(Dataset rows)
***

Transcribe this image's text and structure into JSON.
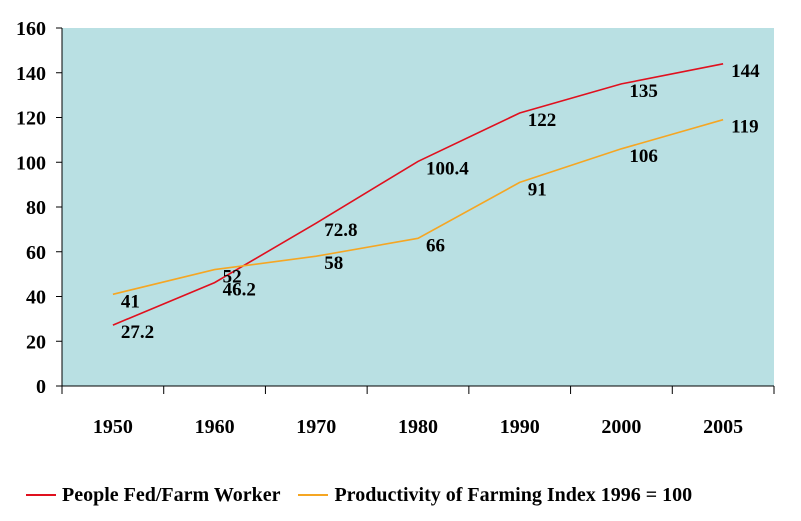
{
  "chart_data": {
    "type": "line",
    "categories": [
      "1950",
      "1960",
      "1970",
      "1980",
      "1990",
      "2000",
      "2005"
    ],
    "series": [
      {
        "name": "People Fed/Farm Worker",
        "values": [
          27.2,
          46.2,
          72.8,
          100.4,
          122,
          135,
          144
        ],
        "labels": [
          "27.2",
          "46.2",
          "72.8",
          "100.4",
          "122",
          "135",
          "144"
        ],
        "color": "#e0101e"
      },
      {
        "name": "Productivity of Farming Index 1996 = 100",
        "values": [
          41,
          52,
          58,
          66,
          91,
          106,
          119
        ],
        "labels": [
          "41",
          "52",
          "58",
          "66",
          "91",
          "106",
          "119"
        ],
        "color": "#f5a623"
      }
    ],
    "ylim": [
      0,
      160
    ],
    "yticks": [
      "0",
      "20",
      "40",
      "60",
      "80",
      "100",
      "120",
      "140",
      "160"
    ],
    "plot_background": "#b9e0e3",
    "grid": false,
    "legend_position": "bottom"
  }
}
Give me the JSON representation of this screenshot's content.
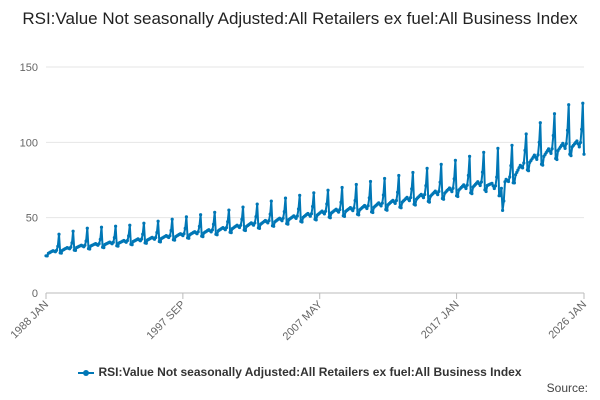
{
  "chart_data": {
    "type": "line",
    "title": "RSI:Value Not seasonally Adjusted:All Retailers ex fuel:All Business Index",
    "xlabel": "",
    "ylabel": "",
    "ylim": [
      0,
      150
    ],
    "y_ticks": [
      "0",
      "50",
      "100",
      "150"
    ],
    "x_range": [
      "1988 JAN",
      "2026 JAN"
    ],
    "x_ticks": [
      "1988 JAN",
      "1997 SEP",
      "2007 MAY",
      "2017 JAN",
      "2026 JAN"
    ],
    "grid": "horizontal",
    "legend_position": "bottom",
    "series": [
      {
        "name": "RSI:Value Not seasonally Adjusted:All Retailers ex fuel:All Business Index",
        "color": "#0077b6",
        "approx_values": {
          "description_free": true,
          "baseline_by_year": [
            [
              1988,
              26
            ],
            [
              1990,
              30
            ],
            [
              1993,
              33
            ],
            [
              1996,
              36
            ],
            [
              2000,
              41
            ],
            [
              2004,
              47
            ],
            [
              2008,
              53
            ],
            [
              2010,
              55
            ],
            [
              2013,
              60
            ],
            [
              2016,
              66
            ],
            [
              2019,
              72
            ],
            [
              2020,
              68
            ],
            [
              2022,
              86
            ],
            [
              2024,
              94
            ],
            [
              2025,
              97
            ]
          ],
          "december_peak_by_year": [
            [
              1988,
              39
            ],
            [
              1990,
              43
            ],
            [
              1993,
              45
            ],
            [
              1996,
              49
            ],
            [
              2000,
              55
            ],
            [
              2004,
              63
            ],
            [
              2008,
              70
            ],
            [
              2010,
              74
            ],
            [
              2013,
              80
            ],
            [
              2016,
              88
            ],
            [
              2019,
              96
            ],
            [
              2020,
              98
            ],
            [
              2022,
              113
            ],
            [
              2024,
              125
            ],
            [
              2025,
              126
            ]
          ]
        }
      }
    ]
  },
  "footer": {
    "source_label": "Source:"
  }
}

***

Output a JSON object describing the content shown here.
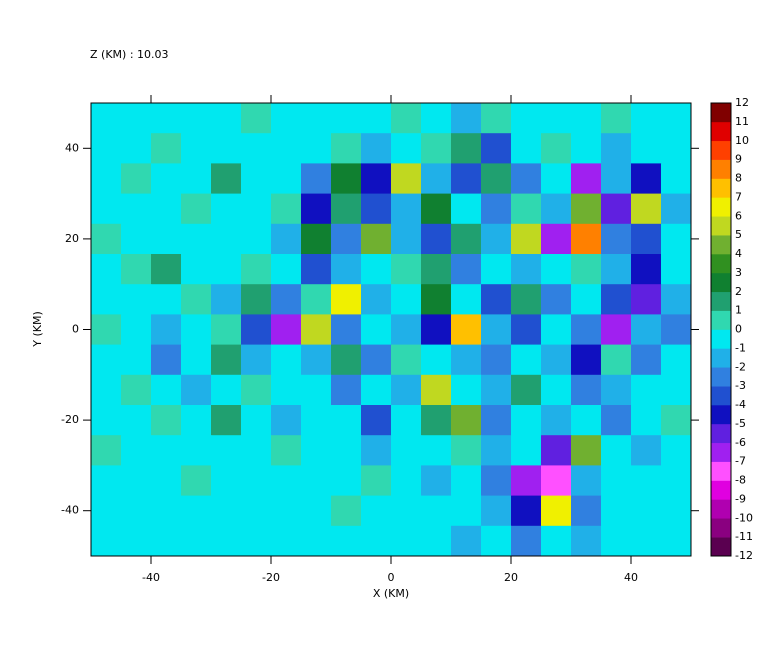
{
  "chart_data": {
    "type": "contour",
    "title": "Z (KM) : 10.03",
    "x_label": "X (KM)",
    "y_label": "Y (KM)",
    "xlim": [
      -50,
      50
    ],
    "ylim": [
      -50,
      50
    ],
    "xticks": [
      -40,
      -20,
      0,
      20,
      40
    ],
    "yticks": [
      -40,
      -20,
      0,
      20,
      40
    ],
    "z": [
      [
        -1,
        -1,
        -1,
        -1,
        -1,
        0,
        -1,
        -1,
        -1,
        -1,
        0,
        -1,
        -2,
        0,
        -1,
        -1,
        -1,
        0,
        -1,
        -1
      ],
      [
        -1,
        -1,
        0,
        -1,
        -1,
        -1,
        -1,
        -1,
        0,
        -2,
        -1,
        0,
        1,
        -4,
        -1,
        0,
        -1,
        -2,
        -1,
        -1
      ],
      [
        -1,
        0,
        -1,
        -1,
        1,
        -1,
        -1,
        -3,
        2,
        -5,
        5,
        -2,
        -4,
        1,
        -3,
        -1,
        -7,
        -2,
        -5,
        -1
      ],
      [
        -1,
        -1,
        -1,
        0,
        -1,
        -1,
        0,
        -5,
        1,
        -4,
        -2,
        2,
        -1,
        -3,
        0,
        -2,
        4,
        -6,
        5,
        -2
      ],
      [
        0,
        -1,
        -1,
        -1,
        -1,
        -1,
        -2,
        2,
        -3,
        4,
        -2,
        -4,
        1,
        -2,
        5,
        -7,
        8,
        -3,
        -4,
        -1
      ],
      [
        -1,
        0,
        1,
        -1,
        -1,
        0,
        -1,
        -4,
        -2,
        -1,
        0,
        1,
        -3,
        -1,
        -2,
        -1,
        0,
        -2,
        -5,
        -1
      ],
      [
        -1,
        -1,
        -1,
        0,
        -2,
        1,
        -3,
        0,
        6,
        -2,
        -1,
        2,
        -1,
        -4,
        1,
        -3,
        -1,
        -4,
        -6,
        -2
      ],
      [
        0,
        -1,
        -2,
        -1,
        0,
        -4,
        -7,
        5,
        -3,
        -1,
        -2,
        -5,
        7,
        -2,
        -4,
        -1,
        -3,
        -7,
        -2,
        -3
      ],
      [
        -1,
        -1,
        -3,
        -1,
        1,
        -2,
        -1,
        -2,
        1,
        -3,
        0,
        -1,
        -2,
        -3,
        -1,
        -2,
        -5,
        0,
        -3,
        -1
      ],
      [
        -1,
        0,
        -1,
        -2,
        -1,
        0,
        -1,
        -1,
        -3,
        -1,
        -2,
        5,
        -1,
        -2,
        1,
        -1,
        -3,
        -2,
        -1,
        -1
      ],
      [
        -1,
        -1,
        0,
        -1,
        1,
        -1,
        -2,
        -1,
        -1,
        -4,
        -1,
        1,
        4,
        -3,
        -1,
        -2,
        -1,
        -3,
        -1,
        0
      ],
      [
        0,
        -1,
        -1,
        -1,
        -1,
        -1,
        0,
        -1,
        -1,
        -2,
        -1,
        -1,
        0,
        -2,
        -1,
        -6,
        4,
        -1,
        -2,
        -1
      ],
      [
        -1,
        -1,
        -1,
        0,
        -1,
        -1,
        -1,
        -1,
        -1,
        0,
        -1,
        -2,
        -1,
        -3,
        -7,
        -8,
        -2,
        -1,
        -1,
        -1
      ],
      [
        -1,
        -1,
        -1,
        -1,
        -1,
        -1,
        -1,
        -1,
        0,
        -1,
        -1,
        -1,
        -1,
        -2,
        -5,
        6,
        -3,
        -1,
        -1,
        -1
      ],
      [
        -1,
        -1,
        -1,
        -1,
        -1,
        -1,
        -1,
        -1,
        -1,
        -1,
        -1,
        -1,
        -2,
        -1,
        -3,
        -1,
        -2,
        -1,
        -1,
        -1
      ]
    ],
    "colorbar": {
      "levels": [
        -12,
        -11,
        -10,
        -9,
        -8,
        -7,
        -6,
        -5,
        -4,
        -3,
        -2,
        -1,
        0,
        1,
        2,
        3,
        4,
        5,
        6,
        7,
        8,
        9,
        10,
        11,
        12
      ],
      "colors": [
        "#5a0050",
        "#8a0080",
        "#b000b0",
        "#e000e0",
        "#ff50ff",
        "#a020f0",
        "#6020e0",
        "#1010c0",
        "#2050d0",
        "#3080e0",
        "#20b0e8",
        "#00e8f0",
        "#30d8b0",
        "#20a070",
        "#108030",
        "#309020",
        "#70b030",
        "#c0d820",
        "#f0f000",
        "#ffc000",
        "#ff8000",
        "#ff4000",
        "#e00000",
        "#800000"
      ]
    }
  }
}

***

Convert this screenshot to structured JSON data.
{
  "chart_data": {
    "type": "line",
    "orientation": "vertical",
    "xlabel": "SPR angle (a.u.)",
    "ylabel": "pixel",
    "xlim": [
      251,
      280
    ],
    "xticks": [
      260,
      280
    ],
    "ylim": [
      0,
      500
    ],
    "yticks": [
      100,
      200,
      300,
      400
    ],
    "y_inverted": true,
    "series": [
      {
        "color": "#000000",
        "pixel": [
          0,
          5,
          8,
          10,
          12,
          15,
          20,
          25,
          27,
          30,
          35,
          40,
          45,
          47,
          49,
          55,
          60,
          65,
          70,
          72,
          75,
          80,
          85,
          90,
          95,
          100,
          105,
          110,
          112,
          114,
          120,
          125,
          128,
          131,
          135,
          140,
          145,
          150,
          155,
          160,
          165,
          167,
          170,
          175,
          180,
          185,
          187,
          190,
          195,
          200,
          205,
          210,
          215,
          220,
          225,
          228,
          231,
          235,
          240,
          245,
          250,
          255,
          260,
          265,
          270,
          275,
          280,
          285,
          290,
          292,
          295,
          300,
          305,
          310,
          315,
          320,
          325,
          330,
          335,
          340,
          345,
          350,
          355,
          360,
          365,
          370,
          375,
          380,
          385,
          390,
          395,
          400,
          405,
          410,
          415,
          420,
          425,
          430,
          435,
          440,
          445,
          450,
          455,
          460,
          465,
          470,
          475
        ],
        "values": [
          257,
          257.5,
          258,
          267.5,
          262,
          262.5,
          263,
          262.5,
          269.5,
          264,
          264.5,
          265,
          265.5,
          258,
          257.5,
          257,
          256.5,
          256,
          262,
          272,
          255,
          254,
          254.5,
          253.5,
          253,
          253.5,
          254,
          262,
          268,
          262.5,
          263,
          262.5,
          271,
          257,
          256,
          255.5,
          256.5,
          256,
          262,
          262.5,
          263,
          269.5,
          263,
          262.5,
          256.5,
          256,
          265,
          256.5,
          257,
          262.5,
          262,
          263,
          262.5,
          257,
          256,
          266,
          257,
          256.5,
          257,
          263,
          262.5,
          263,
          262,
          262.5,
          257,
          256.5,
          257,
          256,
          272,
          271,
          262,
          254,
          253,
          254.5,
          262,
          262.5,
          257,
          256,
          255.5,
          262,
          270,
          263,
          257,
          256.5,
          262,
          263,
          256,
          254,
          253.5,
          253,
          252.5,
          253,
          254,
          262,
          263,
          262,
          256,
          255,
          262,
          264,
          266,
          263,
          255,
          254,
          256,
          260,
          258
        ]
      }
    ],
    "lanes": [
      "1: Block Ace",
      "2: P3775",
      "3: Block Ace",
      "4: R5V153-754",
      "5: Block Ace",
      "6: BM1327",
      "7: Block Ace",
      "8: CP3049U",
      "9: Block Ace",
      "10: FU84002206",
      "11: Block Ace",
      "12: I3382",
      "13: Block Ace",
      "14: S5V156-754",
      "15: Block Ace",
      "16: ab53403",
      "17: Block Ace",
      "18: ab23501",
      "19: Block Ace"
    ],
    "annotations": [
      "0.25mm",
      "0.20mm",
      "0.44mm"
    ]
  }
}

***

## Short task
Say how many lines in the records above hold "screenshot", and give no other text.

## Result of the task
2